### Task statement
Set down all of the data exactly as it appears.
────────────────────────────────────────
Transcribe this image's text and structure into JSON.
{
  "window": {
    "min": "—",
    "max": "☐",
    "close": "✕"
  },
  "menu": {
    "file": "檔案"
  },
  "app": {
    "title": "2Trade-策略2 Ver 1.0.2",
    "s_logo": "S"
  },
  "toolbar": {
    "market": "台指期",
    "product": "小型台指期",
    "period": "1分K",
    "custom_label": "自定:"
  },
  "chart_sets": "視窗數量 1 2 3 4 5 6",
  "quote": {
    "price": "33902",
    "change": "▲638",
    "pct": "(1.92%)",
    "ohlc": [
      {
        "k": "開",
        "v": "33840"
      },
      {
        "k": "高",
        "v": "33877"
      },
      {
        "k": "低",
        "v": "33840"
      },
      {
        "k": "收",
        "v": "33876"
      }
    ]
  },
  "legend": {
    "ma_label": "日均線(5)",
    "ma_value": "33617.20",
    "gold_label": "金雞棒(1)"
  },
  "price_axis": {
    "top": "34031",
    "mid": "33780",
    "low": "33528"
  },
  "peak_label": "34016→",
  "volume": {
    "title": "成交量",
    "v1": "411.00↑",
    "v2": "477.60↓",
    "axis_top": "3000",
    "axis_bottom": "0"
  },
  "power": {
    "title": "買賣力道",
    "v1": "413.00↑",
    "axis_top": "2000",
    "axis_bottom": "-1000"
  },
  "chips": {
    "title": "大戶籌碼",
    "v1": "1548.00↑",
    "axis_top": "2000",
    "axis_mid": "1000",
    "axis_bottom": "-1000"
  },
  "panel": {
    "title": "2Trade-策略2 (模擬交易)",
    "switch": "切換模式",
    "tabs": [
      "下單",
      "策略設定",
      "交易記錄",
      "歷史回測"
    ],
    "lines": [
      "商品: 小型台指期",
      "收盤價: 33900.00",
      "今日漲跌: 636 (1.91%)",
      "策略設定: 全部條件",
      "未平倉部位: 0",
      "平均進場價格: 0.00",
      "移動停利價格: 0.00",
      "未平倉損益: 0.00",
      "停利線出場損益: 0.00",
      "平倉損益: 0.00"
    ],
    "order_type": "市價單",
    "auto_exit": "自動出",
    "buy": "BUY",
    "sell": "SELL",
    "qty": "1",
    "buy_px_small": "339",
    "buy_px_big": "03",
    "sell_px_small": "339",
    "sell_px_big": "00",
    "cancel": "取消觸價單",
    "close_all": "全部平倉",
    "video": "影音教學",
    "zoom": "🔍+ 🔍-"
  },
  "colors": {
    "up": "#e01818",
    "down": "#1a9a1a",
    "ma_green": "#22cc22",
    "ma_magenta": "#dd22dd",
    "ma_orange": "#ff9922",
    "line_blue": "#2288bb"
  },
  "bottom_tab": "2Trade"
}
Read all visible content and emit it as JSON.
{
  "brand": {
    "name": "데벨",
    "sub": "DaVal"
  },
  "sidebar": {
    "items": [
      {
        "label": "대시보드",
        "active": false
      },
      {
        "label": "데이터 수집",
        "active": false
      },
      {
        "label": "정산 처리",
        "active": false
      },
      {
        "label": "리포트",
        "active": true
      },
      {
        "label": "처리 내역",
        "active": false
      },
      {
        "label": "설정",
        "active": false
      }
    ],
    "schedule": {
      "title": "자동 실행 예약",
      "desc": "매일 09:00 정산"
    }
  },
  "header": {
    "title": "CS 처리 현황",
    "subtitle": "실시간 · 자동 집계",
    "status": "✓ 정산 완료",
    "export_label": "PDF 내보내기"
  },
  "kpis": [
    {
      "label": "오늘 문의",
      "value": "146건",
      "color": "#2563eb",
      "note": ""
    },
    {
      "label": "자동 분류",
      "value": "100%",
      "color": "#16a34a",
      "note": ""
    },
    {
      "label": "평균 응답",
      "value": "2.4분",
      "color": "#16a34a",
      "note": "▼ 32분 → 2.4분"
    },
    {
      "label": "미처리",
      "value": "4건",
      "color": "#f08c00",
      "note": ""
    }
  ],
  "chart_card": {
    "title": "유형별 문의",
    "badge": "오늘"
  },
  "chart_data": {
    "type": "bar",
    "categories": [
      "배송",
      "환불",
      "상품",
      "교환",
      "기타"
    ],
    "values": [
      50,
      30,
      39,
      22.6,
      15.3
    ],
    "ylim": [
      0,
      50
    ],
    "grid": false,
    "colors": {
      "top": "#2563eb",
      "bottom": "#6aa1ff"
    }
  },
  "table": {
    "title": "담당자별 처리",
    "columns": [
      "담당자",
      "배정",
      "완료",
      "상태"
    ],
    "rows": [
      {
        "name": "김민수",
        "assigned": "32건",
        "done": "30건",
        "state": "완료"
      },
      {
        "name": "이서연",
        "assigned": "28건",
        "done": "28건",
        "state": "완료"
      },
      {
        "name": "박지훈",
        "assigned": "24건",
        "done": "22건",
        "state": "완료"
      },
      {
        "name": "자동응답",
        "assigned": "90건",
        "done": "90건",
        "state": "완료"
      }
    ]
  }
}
────────────────────────────────────────
### Exercise output
Transcribe this image's text and structure into JSON.
{
  "window": {
    "min": "—",
    "max": "☐",
    "close": "✕"
  },
  "menu": {
    "file": "檔案"
  },
  "app": {
    "title": "2Trade-策略2 Ver 1.0.2",
    "s_logo": "S"
  },
  "toolbar": {
    "market": "台指期",
    "product": "小型台指期",
    "period": "1分K",
    "custom_label": "自定:"
  },
  "chart_sets": "視窗數量 1 2 3 4 5 6",
  "quote": {
    "price": "33902",
    "change": "▲638",
    "pct": "(1.92%)",
    "ohlc": [
      {
        "k": "開",
        "v": "33840"
      },
      {
        "k": "高",
        "v": "33877"
      },
      {
        "k": "低",
        "v": "33840"
      },
      {
        "k": "收",
        "v": "33876"
      }
    ]
  },
  "legend": {
    "ma_label": "日均線(5)",
    "ma_value": "33617.20",
    "gold_label": "金雞棒(1)"
  },
  "price_axis": {
    "top": "34031",
    "mid": "33780",
    "low": "33528"
  },
  "peak_label": "34016→",
  "volume": {
    "title": "成交量",
    "v1": "411.00↑",
    "v2": "477.60↓",
    "axis_top": "3000",
    "axis_bottom": "0"
  },
  "power": {
    "title": "買賣力道",
    "v1": "413.00↑",
    "axis_top": "2000",
    "axis_bottom": "-1000"
  },
  "chips": {
    "title": "大戶籌碼",
    "v1": "1548.00↑",
    "axis_top": "2000",
    "axis_mid": "1000",
    "axis_bottom": "-1000"
  },
  "panel": {
    "title": "2Trade-策略2 (模擬交易)",
    "switch": "切換模式",
    "tabs": [
      "下單",
      "策略設定",
      "交易記錄",
      "歷史回測"
    ],
    "lines": [
      "商品: 小型台指期",
      "收盤價: 33900.00",
      "今日漲跌: 636 (1.91%)",
      "策略設定: 全部條件",
      "未平倉部位: 0",
      "平均進場價格: 0.00",
      "移動停利價格: 0.00",
      "未平倉損益: 0.00",
      "停利線出場損益: 0.00",
      "平倉損益: 0.00"
    ],
    "order_type": "市價單",
    "auto_exit": "自動出",
    "buy": "BUY",
    "sell": "SELL",
    "qty": "1",
    "buy_px_small": "339",
    "buy_px_big": "03",
    "sell_px_small": "339",
    "sell_px_big": "00",
    "cancel": "取消觸價單",
    "close_all": "全部平倉",
    "video": "影音教學",
    "zoom": "🔍+ 🔍-"
  },
  "colors": {
    "up": "#e01818",
    "down": "#1a9a1a",
    "ma_green": "#22cc22",
    "ma_magenta": "#dd22dd",
    "ma_orange": "#ff9922",
    "line_blue": "#2288bb"
  },
  "bottom_tab": "2Trade"
}
Read all visible content and emit it as JSON.
{
  "brand": {
    "name": "데벨",
    "sub": "DaVal"
  },
  "sidebar": {
    "items": [
      {
        "label": "대시보드",
        "active": false
      },
      {
        "label": "데이터 수집",
        "active": false
      },
      {
        "label": "정산 처리",
        "active": false
      },
      {
        "label": "리포트",
        "active": true
      },
      {
        "label": "처리 내역",
        "active": false
      },
      {
        "label": "설정",
        "active": false
      }
    ],
    "schedule": {
      "title": "자동 실행 예약",
      "desc": "매일 09:00 정산"
    }
  },
  "header": {
    "title": "CS 처리 현황",
    "subtitle": "실시간 · 자동 집계",
    "status": "✓ 정산 완료",
    "export_label": "PDF 내보내기"
  },
  "kpis": [
    {
      "label": "오늘 문의",
      "value": "146건",
      "color": "#2563eb",
      "note": ""
    },
    {
      "label": "자동 분류",
      "value": "100%",
      "color": "#16a34a",
      "note": ""
    },
    {
      "label": "평균 응답",
      "value": "2.4분",
      "color": "#16a34a",
      "note": "▼ 32분 → 2.4분"
    },
    {
      "label": "미처리",
      "value": "4건",
      "color": "#f08c00",
      "note": ""
    }
  ],
  "chart_card": {
    "title": "유형별 문의",
    "badge": "오늘"
  },
  "chart_data": {
    "type": "bar",
    "categories": [
      "배송",
      "환불",
      "상품",
      "교환",
      "기타"
    ],
    "values": [
      50,
      30,
      39,
      22.6,
      15.3
    ],
    "ylim": [
      0,
      50
    ],
    "grid": false,
    "colors": {
      "top": "#2563eb",
      "bottom": "#6aa1ff"
    }
  },
  "table": {
    "title": "담당자별 처리",
    "columns": [
      "담당자",
      "배정",
      "완료",
      "상태"
    ],
    "rows": [
      {
        "name": "김민수",
        "assigned": "32건",
        "done": "30건",
        "state": "완료"
      },
      {
        "name": "이서연",
        "assigned": "28건",
        "done": "28건",
        "state": "완료"
      },
      {
        "name": "박지훈",
        "assigned": "24건",
        "done": "22건",
        "state": "완료"
      },
      {
        "name": "자동응답",
        "assigned": "90건",
        "done": "90건",
        "state": "완료"
      }
    ]
  }
}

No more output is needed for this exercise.